=== WHAT YOU WILL DO ===
Reproduce all of the data word for word.

[Some records]

________________

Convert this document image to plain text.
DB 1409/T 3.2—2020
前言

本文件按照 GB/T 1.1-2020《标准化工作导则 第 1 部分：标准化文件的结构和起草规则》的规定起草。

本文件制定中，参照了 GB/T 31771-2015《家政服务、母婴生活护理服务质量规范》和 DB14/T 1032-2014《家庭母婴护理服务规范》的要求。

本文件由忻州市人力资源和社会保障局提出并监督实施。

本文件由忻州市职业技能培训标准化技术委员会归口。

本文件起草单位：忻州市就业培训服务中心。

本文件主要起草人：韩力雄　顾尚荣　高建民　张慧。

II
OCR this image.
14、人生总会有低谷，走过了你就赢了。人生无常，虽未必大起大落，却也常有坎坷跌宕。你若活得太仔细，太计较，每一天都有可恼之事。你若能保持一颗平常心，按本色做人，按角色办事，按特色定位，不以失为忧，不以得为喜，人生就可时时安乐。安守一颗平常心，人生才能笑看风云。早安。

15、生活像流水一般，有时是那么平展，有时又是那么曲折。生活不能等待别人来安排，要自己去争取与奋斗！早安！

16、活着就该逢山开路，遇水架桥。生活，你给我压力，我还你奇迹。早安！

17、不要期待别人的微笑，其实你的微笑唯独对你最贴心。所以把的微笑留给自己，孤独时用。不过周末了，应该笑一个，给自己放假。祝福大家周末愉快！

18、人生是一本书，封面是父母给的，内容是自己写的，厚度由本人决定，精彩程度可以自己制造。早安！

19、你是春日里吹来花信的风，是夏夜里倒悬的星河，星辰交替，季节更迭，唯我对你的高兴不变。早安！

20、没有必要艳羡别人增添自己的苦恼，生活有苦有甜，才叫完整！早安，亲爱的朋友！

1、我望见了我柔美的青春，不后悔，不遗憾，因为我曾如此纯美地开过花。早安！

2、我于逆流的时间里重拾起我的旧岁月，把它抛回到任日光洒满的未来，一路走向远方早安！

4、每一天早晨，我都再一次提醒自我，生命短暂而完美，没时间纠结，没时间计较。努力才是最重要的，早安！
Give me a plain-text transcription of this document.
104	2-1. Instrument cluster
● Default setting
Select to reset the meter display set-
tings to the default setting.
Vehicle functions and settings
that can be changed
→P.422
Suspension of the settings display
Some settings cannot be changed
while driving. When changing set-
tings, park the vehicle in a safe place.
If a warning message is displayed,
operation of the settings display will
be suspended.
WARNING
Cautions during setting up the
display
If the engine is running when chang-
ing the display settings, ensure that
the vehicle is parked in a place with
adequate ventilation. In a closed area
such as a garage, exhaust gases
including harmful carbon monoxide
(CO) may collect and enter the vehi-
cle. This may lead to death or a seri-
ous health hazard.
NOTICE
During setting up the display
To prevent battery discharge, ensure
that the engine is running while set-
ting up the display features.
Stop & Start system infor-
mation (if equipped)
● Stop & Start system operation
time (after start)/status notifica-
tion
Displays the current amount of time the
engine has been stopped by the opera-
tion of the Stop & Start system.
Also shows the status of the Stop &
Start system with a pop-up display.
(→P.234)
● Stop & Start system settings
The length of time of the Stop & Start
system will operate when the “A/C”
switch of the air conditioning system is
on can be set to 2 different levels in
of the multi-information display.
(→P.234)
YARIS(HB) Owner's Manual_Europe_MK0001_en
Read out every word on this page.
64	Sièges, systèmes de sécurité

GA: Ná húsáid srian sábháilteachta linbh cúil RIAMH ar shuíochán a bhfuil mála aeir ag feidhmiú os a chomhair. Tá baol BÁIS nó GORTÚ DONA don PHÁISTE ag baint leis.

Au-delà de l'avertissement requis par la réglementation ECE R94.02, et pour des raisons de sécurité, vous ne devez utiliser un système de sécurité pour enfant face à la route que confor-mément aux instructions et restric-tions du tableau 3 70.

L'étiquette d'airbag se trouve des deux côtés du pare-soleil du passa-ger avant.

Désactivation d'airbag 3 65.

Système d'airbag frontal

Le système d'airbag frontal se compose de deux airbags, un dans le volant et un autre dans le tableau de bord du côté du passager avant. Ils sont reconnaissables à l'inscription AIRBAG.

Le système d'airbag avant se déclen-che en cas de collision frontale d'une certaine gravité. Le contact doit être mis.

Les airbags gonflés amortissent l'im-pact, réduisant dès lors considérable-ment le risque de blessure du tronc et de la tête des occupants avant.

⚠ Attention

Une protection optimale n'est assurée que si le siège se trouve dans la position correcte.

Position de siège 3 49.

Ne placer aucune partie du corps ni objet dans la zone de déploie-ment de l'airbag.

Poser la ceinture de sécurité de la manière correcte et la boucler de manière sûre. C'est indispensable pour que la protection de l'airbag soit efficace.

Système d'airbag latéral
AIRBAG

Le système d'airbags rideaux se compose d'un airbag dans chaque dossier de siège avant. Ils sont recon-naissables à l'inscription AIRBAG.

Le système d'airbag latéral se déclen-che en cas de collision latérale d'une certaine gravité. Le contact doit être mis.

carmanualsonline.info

________________

=== CORRECT RESPONSE ===
Convert this document image to plain text.
DB 1409/T 3.2—2020
前言

本文件按照 GB/T 1.1-2020《标准化工作导则 第 1 部分：标准化文件的结构和起草规则》的规定起草。

本文件制定中，参照了 GB/T 31771-2015《家政服务、母婴生活护理服务质量规范》和 DB14/T 1032-2014《家庭母婴护理服务规范》的要求。

本文件由忻州市人力资源和社会保障局提出并监督实施。

本文件由忻州市职业技能培训标准化技术委员会归口。

本文件起草单位：忻州市就业培训服务中心。

本文件主要起草人：韩力雄　顾尚荣　高建民　张慧。

II
OCR this image.
14、人生总会有低谷，走过了你就赢了。人生无常，虽未必大起大落，却也常有坎坷跌宕。你若活得太仔细，太计较，每一天都有可恼之事。你若能保持一颗平常心，按本色做人，按角色办事，按特色定位，不以失为忧，不以得为喜，人生就可时时安乐。安守一颗平常心，人生才能笑看风云。早安。

15、生活像流水一般，有时是那么平展，有时又是那么曲折。生活不能等待别人来安排，要自己去争取与奋斗！早安！

16、活着就该逢山开路，遇水架桥。生活，你给我压力，我还你奇迹。早安！

17、不要期待别人的微笑，其实你的微笑唯独对你最贴心。所以把的微笑留给自己，孤独时用。不过周末了，应该笑一个，给自己放假。祝福大家周末愉快！

18、人生是一本书，封面是父母给的，内容是自己写的，厚度由本人决定，精彩程度可以自己制造。早安！

19、你是春日里吹来花信的风，是夏夜里倒悬的星河，星辰交替，季节更迭，唯我对你的高兴不变。早安！

20、没有必要艳羡别人增添自己的苦恼，生活有苦有甜，才叫完整！早安，亲爱的朋友！

1、我望见了我柔美的青春，不后悔，不遗憾，因为我曾如此纯美地开过花。早安！

2、我于逆流的时间里重拾起我的旧岁月，把它抛回到任日光洒满的未来，一路走向远方早安！

4、每一天早晨，我都再一次提醒自我，生命短暂而完美，没时间纠结，没时间计较。努力才是最重要的，早安！
Give me a plain-text transcription of this document.
104	2-1. Instrument cluster
● Default setting
Select to reset the meter display set-
tings to the default setting.
Vehicle functions and settings
that can be changed
→P.422
Suspension of the settings display
Some settings cannot be changed
while driving. When changing set-
tings, park the vehicle in a safe place.
If a warning message is displayed,
operation of the settings display will
be suspended.
WARNING
Cautions during setting up the
display
If the engine is running when chang-
ing the display settings, ensure that
the vehicle is parked in a place with
adequate ventilation. In a closed area
such as a garage, exhaust gases
including harmful carbon monoxide
(CO) may collect and enter the vehi-
cle. This may lead to death or a seri-
ous health hazard.
NOTICE
During setting up the display
To prevent battery discharge, ensure
that the engine is running while set-
ting up the display features.
Stop & Start system infor-
mation (if equipped)
● Stop & Start system operation
time (after start)/status notifica-
tion
Displays the current amount of time the
engine has been stopped by the opera-
tion of the Stop & Start system.
Also shows the status of the Stop &
Start system with a pop-up display.
(→P.234)
● Stop & Start system settings
The length of time of the Stop & Start
system will operate when the “A/C”
switch of the air conditioning system is
on can be set to 2 different levels in
of the multi-information display.
(→P.234)
YARIS(HB) Owner's Manual_Europe_MK0001_en
Read out every word on this page.
64	Sièges, systèmes de sécurité

GA: Ná húsáid srian sábháilteachta linbh cúil RIAMH ar shuíochán a bhfuil mála aeir ag feidhmiú os a chomhair. Tá baol BÁIS nó GORTÚ DONA don PHÁISTE ag baint leis.

Au-delà de l'avertissement requis par la réglementation ECE R94.02, et pour des raisons de sécurité, vous ne devez utiliser un système de sécurité pour enfant face à la route que confor-mément aux instructions et restric-tions du tableau 3 70.

L'étiquette d'airbag se trouve des deux côtés du pare-soleil du passa-ger avant.

Désactivation d'airbag 3 65.

Système d'airbag frontal

Le système d'airbag frontal se compose de deux airbags, un dans le volant et un autre dans le tableau de bord du côté du passager avant. Ils sont reconnaissables à l'inscription AIRBAG.

Le système d'airbag avant se déclen-che en cas de collision frontale d'une certaine gravité. Le contact doit être mis.

Les airbags gonflés amortissent l'im-pact, réduisant dès lors considérable-ment le risque de blessure du tronc et de la tête des occupants avant.

⚠ Attention

Une protection optimale n'est assurée que si le siège se trouve dans la position correcte.

Position de siège 3 49.

Ne placer aucune partie du corps ni objet dans la zone de déploie-ment de l'airbag.

Poser la ceinture de sécurité de la manière correcte et la boucler de manière sûre. C'est indispensable pour que la protection de l'airbag soit efficace.

Système d'airbag latéral
AIRBAG

Le système d'airbags rideaux se compose d'un airbag dans chaque dossier de siège avant. Ils sont recon-naissables à l'inscription AIRBAG.

Le système d'airbag latéral se déclen-che en cas de collision latérale d'une certaine gravité. Le contact doit être mis.

carmanualsonline.info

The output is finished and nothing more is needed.